* _EXERCISE DESCRIPTION_: What follows is a set of records; restate each one word for word and drop the pictures.

++++++

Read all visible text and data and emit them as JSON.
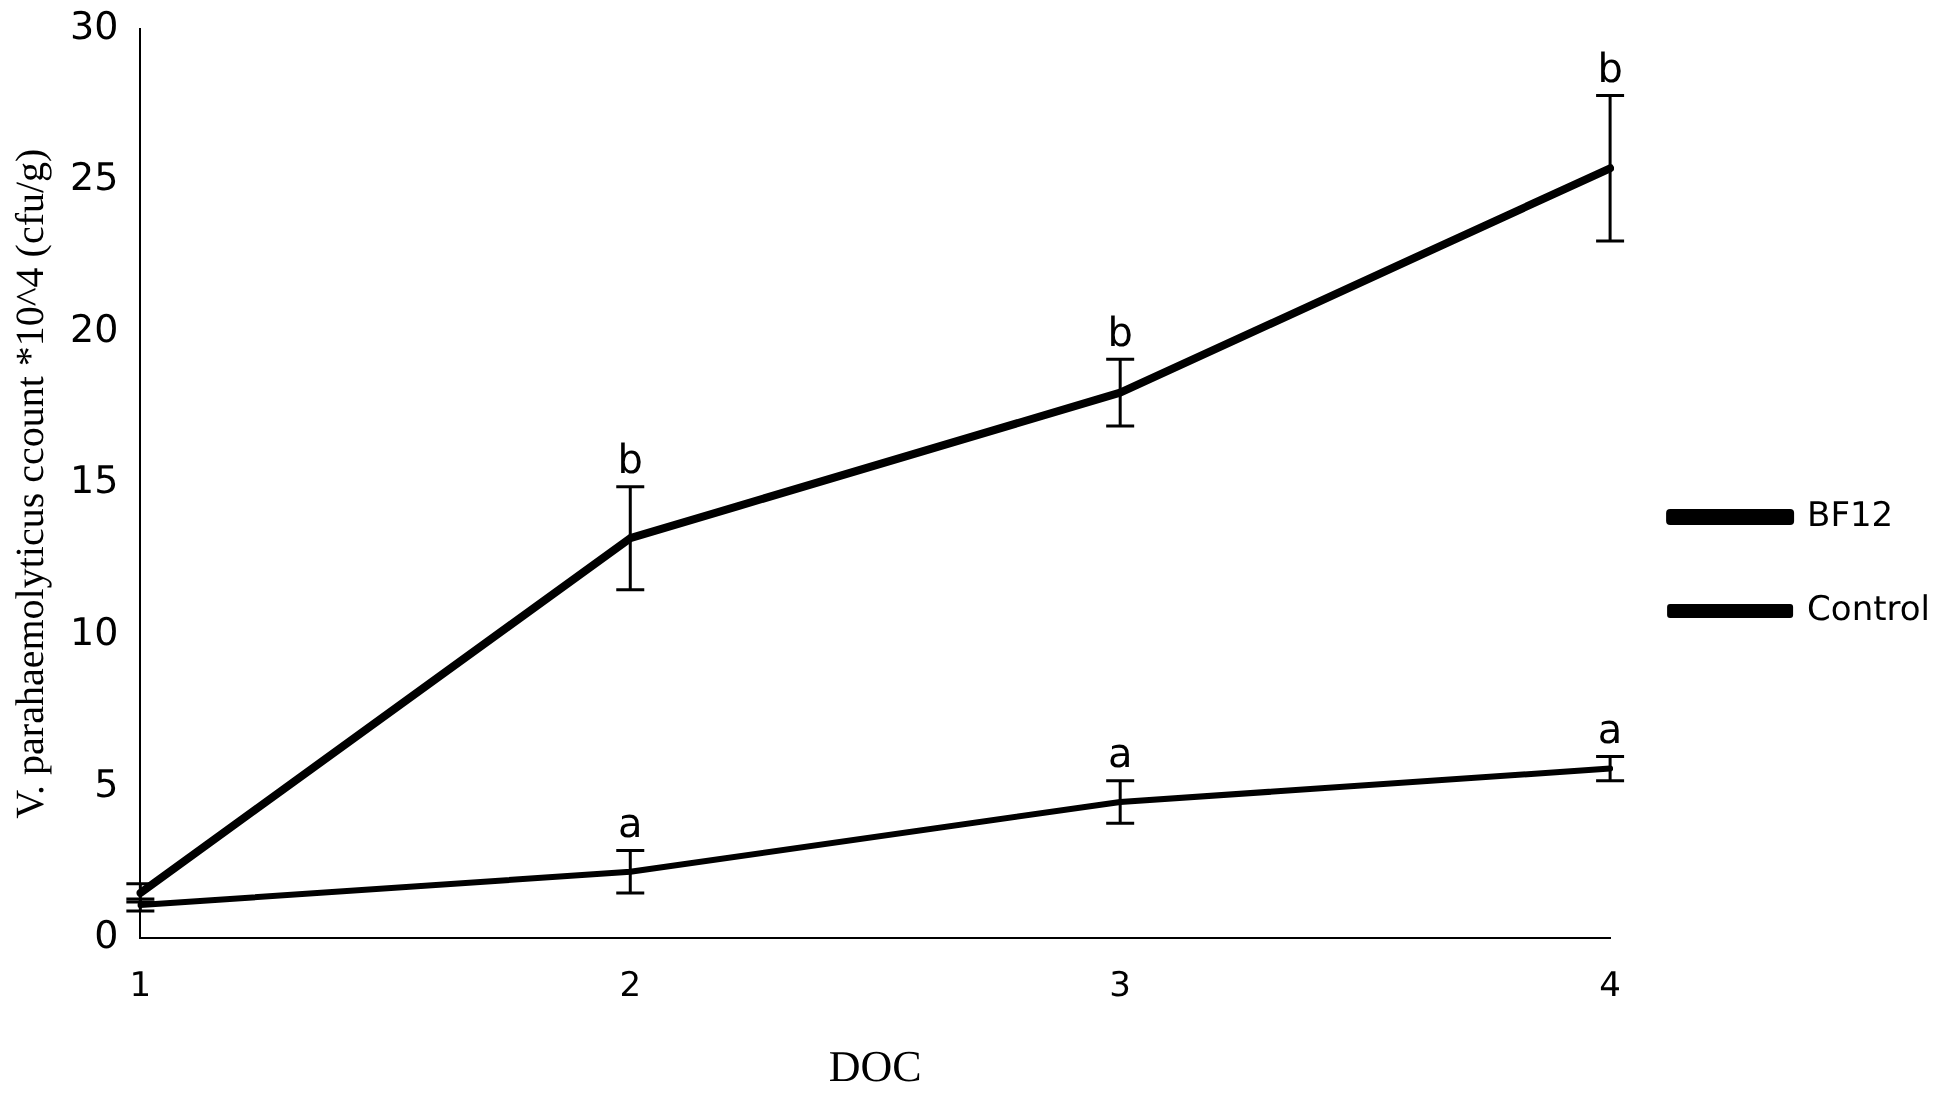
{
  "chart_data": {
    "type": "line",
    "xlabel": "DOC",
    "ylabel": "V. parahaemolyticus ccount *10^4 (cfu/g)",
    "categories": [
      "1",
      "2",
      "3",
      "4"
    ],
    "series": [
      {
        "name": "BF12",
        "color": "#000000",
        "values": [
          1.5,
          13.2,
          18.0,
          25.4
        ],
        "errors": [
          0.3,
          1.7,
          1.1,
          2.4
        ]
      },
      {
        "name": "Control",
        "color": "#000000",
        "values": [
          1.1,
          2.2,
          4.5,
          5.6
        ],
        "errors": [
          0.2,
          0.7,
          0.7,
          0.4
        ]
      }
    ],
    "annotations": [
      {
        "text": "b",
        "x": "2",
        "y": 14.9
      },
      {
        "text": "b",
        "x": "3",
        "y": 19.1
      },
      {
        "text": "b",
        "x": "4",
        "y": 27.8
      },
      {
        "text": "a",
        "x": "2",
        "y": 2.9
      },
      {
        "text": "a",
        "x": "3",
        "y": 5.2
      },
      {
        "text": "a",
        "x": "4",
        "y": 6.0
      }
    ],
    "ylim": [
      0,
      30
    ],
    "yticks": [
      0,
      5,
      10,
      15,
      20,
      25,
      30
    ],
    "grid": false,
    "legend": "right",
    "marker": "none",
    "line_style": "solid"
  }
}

++++++

* _THE RESULT_:
Read all visible text and data and emit them as JSON.
{
  "chart_data": {
    "type": "line",
    "xlabel": "DOC",
    "ylabel": "V. parahaemolyticus ccount *10^4 (cfu/g)",
    "categories": [
      "1",
      "2",
      "3",
      "4"
    ],
    "series": [
      {
        "name": "BF12",
        "color": "#000000",
        "values": [
          1.5,
          13.2,
          18.0,
          25.4
        ],
        "errors": [
          0.3,
          1.7,
          1.1,
          2.4
        ]
      },
      {
        "name": "Control",
        "color": "#000000",
        "values": [
          1.1,
          2.2,
          4.5,
          5.6
        ],
        "errors": [
          0.2,
          0.7,
          0.7,
          0.4
        ]
      }
    ],
    "annotations": [
      {
        "text": "b",
        "x": "2",
        "y": 14.9
      },
      {
        "text": "b",
        "x": "3",
        "y": 19.1
      },
      {
        "text": "b",
        "x": "4",
        "y": 27.8
      },
      {
        "text": "a",
        "x": "2",
        "y": 2.9
      },
      {
        "text": "a",
        "x": "3",
        "y": 5.2
      },
      {
        "text": "a",
        "x": "4",
        "y": 6.0
      }
    ],
    "ylim": [
      0,
      30
    ],
    "yticks": [
      0,
      5,
      10,
      15,
      20,
      25,
      30
    ],
    "grid": false,
    "legend": "right",
    "marker": "none",
    "line_style": "solid"
  }
}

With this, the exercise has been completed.